Start of RAW RECORDS
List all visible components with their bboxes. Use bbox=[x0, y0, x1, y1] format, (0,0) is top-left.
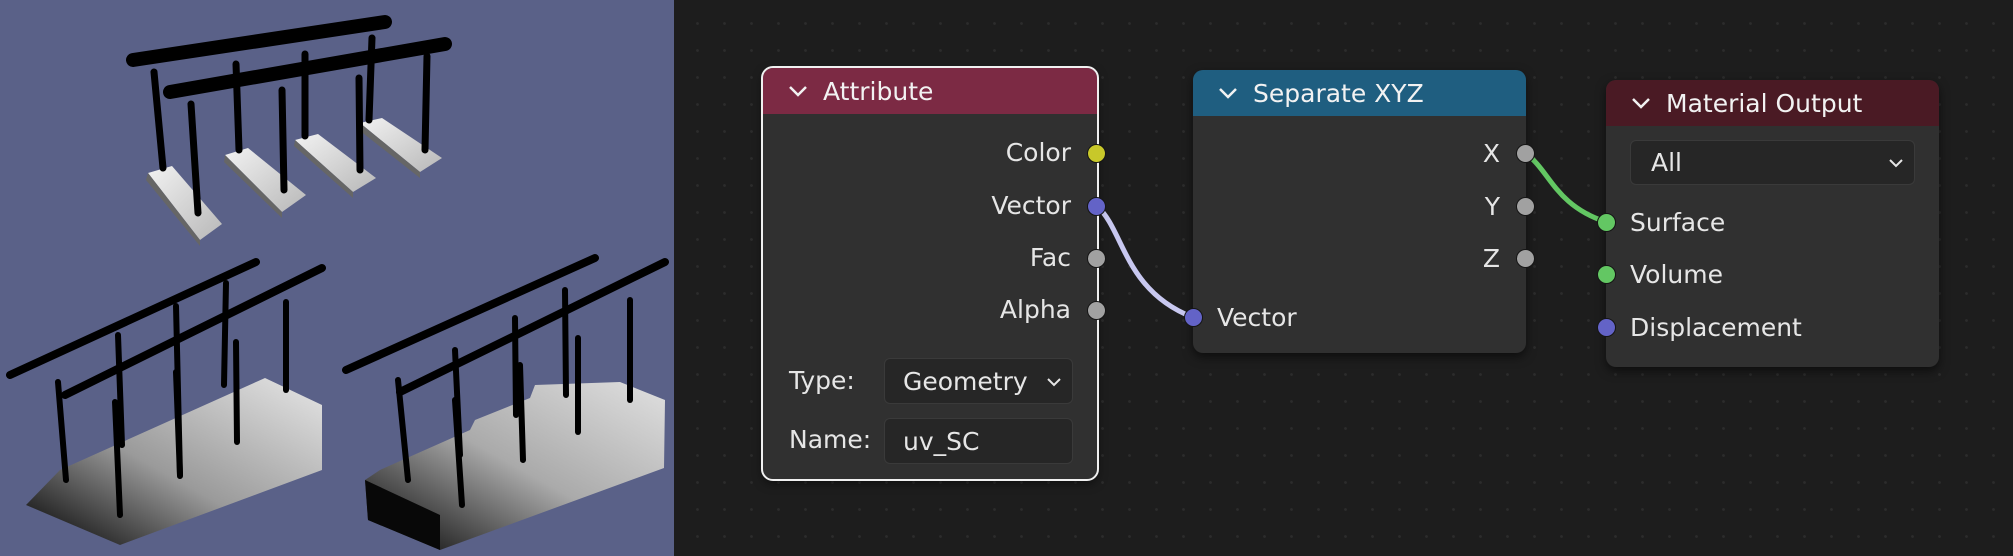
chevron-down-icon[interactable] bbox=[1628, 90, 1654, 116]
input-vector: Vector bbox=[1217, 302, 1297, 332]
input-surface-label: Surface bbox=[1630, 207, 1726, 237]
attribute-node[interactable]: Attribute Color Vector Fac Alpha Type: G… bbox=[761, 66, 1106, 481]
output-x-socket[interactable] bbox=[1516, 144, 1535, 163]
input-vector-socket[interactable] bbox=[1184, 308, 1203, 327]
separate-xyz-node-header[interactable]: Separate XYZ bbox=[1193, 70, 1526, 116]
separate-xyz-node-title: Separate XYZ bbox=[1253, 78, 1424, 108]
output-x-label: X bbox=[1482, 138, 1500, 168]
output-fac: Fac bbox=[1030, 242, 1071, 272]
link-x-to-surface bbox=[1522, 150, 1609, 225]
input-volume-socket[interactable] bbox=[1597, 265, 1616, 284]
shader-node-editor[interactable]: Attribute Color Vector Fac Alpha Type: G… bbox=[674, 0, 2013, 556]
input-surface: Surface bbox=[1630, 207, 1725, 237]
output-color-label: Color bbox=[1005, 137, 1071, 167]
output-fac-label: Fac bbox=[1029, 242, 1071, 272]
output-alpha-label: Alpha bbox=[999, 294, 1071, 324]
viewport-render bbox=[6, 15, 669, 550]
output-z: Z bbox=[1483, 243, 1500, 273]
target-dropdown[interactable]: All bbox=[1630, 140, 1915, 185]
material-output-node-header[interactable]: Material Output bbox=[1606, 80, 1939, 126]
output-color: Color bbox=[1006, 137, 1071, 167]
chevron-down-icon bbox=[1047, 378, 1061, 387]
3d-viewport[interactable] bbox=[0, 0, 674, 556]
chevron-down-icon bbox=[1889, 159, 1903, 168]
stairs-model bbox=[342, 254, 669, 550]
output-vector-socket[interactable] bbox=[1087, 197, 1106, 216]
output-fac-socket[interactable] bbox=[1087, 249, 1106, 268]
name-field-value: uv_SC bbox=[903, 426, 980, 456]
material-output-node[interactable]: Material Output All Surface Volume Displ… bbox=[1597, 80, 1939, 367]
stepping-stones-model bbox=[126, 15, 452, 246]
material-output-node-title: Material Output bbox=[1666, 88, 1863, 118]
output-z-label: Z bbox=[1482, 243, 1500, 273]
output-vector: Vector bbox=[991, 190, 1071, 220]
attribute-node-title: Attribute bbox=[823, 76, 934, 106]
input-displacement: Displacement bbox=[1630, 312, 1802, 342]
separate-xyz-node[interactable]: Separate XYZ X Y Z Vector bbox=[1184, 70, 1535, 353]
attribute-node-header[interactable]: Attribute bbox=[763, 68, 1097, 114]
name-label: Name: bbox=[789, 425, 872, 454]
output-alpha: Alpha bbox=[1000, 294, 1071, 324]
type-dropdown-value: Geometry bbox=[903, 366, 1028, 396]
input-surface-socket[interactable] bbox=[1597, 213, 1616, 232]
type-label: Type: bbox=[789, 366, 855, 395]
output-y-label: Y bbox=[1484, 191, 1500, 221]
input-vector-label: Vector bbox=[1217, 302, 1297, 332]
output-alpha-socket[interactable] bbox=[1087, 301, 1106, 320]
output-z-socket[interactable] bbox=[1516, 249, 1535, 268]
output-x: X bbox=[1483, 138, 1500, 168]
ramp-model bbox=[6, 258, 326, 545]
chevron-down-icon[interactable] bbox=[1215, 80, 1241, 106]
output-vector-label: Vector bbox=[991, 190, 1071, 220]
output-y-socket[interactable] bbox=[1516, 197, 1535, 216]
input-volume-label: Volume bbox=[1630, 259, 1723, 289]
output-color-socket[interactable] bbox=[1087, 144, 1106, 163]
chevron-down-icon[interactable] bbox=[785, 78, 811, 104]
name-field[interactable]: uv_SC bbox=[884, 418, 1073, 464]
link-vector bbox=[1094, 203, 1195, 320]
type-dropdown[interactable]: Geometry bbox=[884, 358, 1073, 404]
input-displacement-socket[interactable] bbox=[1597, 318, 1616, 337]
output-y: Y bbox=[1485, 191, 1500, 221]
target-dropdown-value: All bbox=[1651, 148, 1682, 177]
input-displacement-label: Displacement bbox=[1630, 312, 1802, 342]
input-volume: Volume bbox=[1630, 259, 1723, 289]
End of RAW RECORDS
▶ [WRITTEN PROBLEM] Quote every one of the rows above verbatim, leaving out the pictures.

▶ [ANSWER IN FULL]
List all visible components with their bboxes. Use bbox=[x0, y0, x1, y1] format, (0,0) is top-left.
chevron-down-icon[interactable] bbox=[1628, 90, 1654, 116]
input-vector: Vector bbox=[1217, 302, 1297, 332]
input-surface-label: Surface bbox=[1630, 207, 1726, 237]
attribute-node[interactable]: Attribute Color Vector Fac Alpha Type: G… bbox=[761, 66, 1106, 481]
output-x-socket[interactable] bbox=[1516, 144, 1535, 163]
input-vector-socket[interactable] bbox=[1184, 308, 1203, 327]
separate-xyz-node-header[interactable]: Separate XYZ bbox=[1193, 70, 1526, 116]
separate-xyz-node-title: Separate XYZ bbox=[1253, 78, 1424, 108]
output-x-label: X bbox=[1482, 138, 1500, 168]
output-fac: Fac bbox=[1030, 242, 1071, 272]
link-x-to-surface bbox=[1522, 150, 1609, 225]
input-volume-socket[interactable] bbox=[1597, 265, 1616, 284]
shader-node-editor[interactable]: Attribute Color Vector Fac Alpha Type: G… bbox=[674, 0, 2013, 556]
input-surface: Surface bbox=[1630, 207, 1725, 237]
output-color-label: Color bbox=[1005, 137, 1071, 167]
output-fac-label: Fac bbox=[1029, 242, 1071, 272]
output-alpha-label: Alpha bbox=[999, 294, 1071, 324]
viewport-render bbox=[6, 15, 669, 550]
output-z: Z bbox=[1483, 243, 1500, 273]
target-dropdown[interactable]: All bbox=[1630, 140, 1915, 185]
material-output-node-header[interactable]: Material Output bbox=[1606, 80, 1939, 126]
output-color: Color bbox=[1006, 137, 1071, 167]
chevron-down-icon bbox=[1047, 378, 1061, 387]
3d-viewport[interactable] bbox=[0, 0, 674, 556]
chevron-down-icon bbox=[1889, 159, 1903, 168]
stairs-model bbox=[342, 254, 669, 550]
output-vector-socket[interactable] bbox=[1087, 197, 1106, 216]
output-fac-socket[interactable] bbox=[1087, 249, 1106, 268]
name-field-value: uv_SC bbox=[903, 426, 980, 456]
material-output-node[interactable]: Material Output All Surface Volume Displ… bbox=[1597, 80, 1939, 367]
stepping-stones-model bbox=[126, 15, 452, 246]
material-output-node-title: Material Output bbox=[1666, 88, 1863, 118]
output-z-label: Z bbox=[1482, 243, 1500, 273]
output-vector: Vector bbox=[991, 190, 1071, 220]
attribute-node-title: Attribute bbox=[823, 76, 934, 106]
input-displacement: Displacement bbox=[1630, 312, 1802, 342]
separate-xyz-node[interactable]: Separate XYZ X Y Z Vector bbox=[1184, 70, 1535, 353]
attribute-node-header[interactable]: Attribute bbox=[763, 68, 1097, 114]
name-label: Name: bbox=[789, 425, 872, 454]
output-alpha: Alpha bbox=[1000, 294, 1071, 324]
type-dropdown-value: Geometry bbox=[903, 366, 1028, 396]
input-surface-socket[interactable] bbox=[1597, 213, 1616, 232]
type-label: Type: bbox=[789, 366, 855, 395]
output-y-label: Y bbox=[1484, 191, 1500, 221]
input-vector-label: Vector bbox=[1217, 302, 1297, 332]
output-alpha-socket[interactable] bbox=[1087, 301, 1106, 320]
output-z-socket[interactable] bbox=[1516, 249, 1535, 268]
output-x: X bbox=[1483, 138, 1500, 168]
ramp-model bbox=[6, 258, 326, 545]
chevron-down-icon[interactable] bbox=[1215, 80, 1241, 106]
output-vector-label: Vector bbox=[991, 190, 1071, 220]
output-y-socket[interactable] bbox=[1516, 197, 1535, 216]
input-volume-label: Volume bbox=[1630, 259, 1723, 289]
output-color-socket[interactable] bbox=[1087, 144, 1106, 163]
chevron-down-icon[interactable] bbox=[785, 78, 811, 104]
name-field[interactable]: uv_SC bbox=[884, 418, 1073, 464]
link-vector bbox=[1094, 203, 1195, 320]
type-dropdown[interactable]: Geometry bbox=[884, 358, 1073, 404]
input-displacement-socket[interactable] bbox=[1597, 318, 1616, 337]
output-y: Y bbox=[1485, 191, 1500, 221]
target-dropdown-value: All bbox=[1651, 148, 1682, 177]
input-displacement-label: Displacement bbox=[1630, 312, 1802, 342]
input-volume: Volume bbox=[1630, 259, 1723, 289]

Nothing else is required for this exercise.